— start DATA FOR PROCESSING —

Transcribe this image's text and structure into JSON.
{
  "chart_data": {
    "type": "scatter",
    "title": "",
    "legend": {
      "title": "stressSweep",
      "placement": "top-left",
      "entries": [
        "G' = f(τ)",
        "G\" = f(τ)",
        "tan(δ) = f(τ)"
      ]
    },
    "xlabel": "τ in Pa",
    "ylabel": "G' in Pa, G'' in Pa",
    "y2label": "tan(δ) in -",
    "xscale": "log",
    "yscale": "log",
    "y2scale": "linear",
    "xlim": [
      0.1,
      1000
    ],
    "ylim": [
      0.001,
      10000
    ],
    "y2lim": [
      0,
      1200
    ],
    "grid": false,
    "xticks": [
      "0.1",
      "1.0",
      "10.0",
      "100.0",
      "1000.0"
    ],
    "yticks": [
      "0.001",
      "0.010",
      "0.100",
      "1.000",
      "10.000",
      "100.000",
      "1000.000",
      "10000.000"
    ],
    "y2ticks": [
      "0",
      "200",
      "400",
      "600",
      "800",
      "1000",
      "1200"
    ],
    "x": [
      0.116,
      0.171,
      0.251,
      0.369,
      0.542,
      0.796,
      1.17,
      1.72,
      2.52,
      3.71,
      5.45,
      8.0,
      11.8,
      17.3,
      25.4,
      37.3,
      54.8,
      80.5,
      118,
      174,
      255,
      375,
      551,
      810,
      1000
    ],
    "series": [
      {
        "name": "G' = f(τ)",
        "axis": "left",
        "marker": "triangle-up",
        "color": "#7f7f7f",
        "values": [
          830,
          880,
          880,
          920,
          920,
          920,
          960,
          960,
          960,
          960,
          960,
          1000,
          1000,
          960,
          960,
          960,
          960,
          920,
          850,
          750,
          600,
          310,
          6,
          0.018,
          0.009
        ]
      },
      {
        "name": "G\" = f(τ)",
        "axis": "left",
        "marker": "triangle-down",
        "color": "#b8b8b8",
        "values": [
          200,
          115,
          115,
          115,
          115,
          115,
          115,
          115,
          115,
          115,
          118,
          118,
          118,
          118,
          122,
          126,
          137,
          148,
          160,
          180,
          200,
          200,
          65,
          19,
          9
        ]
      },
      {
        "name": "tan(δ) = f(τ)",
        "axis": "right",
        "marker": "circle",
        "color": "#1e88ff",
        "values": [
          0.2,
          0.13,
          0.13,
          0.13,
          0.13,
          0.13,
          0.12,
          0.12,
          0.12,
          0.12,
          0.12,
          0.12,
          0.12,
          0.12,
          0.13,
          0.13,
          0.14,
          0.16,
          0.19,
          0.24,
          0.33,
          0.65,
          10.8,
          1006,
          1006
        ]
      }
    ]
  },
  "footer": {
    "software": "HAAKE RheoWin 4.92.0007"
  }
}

— end DATA FOR PROCESSING —
— start DATA FOR PROCESSING —

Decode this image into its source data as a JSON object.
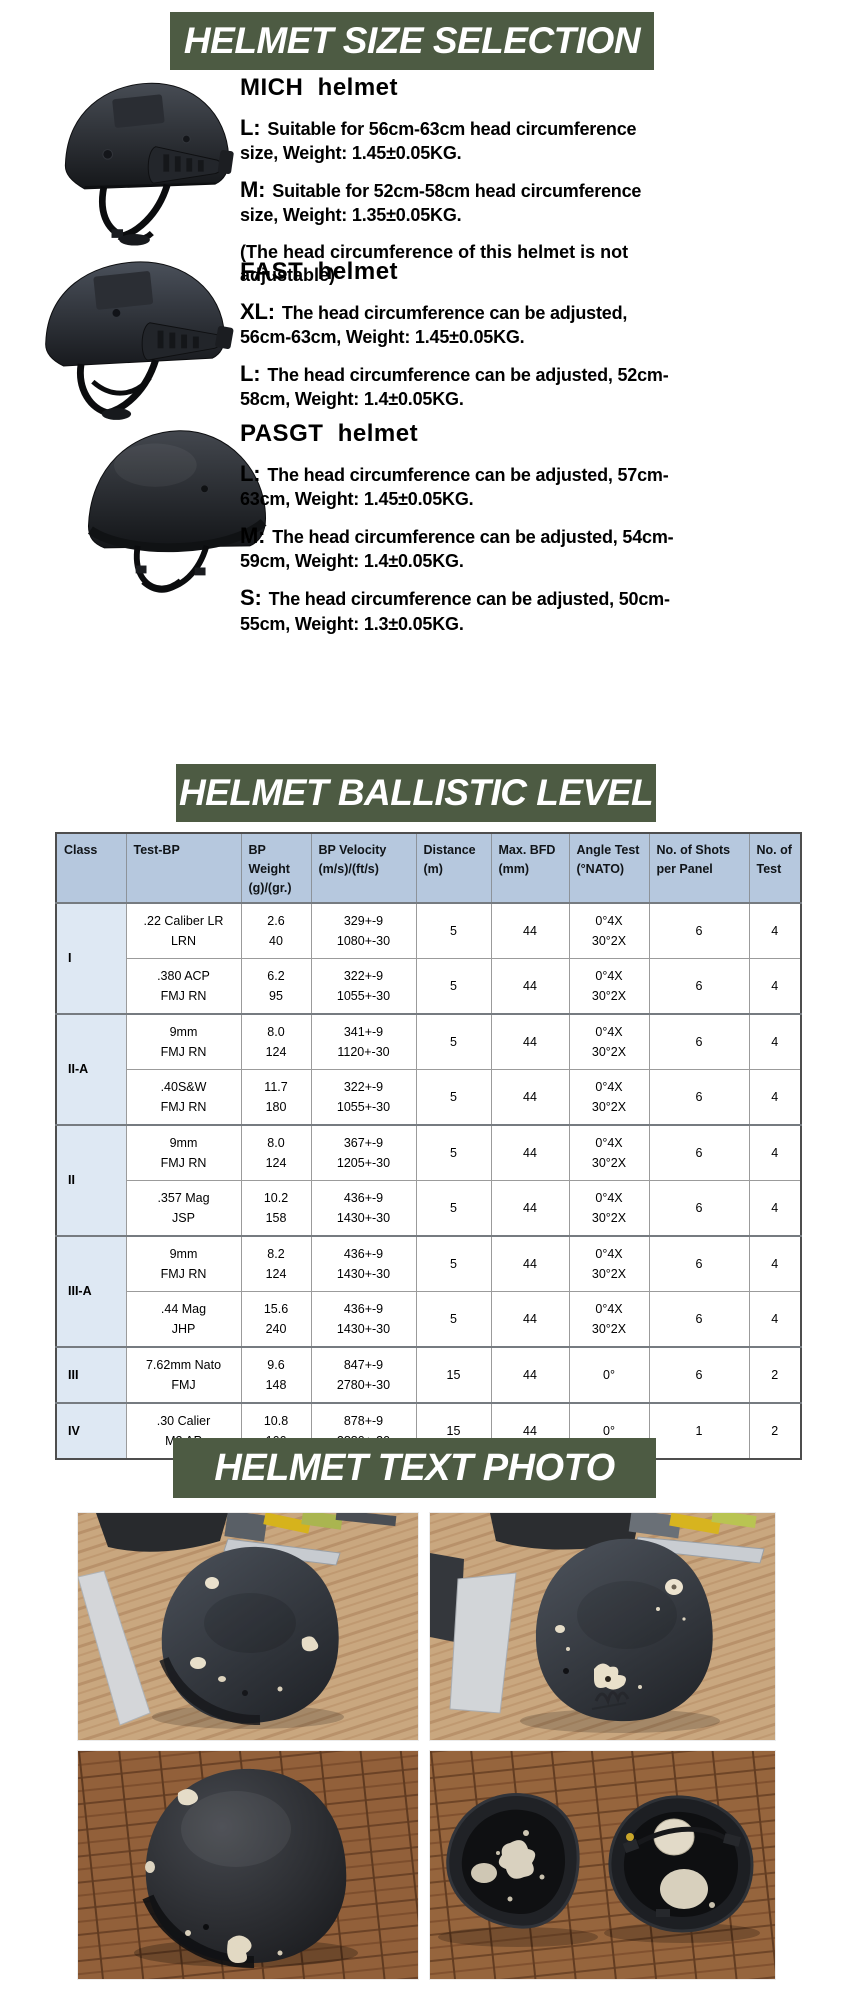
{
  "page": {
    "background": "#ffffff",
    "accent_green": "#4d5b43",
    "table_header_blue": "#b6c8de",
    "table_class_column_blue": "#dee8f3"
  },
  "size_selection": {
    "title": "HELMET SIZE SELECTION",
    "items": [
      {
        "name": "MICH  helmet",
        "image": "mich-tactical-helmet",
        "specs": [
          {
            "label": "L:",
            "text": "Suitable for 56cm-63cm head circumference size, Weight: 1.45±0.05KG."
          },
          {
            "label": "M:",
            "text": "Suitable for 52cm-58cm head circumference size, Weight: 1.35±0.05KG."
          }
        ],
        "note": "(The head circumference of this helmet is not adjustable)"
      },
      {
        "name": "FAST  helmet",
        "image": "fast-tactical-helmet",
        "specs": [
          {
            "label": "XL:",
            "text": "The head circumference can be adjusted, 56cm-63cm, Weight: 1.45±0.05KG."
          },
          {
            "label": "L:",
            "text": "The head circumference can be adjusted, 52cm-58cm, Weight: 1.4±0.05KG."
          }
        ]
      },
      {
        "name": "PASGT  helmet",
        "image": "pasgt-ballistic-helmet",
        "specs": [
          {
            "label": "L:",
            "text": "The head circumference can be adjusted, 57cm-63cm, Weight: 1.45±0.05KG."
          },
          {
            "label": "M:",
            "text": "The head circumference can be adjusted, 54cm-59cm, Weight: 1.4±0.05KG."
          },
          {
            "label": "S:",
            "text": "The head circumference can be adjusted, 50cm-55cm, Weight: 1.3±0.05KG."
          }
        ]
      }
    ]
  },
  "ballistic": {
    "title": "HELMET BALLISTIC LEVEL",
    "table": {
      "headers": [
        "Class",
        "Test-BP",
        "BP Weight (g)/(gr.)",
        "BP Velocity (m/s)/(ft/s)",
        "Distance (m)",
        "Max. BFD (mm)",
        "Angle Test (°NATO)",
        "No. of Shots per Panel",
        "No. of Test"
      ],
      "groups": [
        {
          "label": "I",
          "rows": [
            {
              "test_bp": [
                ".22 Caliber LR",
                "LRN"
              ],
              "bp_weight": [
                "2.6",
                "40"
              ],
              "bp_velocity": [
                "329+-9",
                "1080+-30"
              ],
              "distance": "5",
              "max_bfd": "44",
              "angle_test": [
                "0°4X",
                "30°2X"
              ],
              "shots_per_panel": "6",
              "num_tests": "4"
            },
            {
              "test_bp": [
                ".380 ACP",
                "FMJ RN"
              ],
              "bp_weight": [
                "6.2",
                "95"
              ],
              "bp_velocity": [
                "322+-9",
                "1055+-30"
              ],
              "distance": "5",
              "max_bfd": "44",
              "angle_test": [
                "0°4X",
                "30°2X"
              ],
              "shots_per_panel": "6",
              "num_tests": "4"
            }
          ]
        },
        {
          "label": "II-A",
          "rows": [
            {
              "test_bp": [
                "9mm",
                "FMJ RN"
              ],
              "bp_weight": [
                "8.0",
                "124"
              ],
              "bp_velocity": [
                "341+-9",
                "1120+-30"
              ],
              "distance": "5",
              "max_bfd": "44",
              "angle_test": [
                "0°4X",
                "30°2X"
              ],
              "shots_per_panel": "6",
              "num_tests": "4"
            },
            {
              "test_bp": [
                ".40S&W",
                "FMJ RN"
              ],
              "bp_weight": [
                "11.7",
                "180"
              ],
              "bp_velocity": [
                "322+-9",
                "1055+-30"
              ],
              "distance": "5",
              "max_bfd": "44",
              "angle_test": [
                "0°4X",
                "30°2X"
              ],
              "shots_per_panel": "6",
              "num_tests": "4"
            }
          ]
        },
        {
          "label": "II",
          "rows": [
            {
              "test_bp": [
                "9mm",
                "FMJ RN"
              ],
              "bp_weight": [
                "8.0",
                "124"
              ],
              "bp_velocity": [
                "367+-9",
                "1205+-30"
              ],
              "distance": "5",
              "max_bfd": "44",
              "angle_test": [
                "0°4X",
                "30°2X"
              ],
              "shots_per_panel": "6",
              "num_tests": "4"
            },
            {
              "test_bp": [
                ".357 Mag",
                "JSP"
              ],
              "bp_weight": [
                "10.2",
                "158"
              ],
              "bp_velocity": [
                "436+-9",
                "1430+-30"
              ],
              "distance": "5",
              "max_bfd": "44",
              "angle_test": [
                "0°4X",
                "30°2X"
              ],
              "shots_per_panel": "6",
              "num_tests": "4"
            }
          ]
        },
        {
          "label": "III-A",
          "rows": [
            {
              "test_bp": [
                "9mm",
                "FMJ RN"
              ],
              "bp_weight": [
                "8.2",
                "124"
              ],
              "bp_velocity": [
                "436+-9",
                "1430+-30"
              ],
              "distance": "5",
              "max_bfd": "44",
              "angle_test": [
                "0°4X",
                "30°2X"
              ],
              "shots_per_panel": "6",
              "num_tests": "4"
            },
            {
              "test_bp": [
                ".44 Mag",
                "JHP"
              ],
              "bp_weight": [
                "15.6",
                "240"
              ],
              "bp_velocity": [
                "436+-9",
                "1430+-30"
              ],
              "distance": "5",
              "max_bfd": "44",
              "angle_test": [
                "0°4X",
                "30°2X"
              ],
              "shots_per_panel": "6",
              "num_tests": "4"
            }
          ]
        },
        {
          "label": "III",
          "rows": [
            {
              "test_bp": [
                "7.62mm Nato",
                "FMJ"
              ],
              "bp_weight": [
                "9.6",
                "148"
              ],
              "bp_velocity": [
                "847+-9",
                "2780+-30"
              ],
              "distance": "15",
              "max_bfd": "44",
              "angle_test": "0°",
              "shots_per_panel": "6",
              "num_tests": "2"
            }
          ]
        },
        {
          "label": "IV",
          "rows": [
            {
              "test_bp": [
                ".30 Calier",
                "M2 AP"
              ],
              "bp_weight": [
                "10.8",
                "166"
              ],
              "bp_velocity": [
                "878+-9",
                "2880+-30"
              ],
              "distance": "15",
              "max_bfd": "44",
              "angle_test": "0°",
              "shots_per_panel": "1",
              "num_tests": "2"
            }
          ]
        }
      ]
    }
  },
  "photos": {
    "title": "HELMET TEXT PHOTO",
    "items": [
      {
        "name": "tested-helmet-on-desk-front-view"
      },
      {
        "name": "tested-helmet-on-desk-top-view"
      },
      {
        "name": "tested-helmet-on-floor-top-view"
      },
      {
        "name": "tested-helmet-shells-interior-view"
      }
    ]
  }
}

— end DATA FOR PROCESSING —
— start DATA FOR PROCESSING —

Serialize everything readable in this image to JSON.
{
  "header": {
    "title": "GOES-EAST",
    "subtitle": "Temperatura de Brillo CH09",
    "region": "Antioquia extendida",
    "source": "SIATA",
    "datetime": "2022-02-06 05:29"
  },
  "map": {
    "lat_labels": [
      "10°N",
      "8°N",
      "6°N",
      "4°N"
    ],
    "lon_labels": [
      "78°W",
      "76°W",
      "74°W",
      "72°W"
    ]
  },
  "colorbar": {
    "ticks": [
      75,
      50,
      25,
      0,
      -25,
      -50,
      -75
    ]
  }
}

— end DATA FOR PROCESSING —

REQUIRED TASK | Using the listing above, locate the lines that hold "Suitable" and copy each one.

TASK SOLUTION |
            "text": "Suitable for 56cm-63cm head circumference size, Weight: 1.45±0.05KG."
            "text": "Suitable for 52cm-58cm head circumference size, Weight: 1.35±0.05KG."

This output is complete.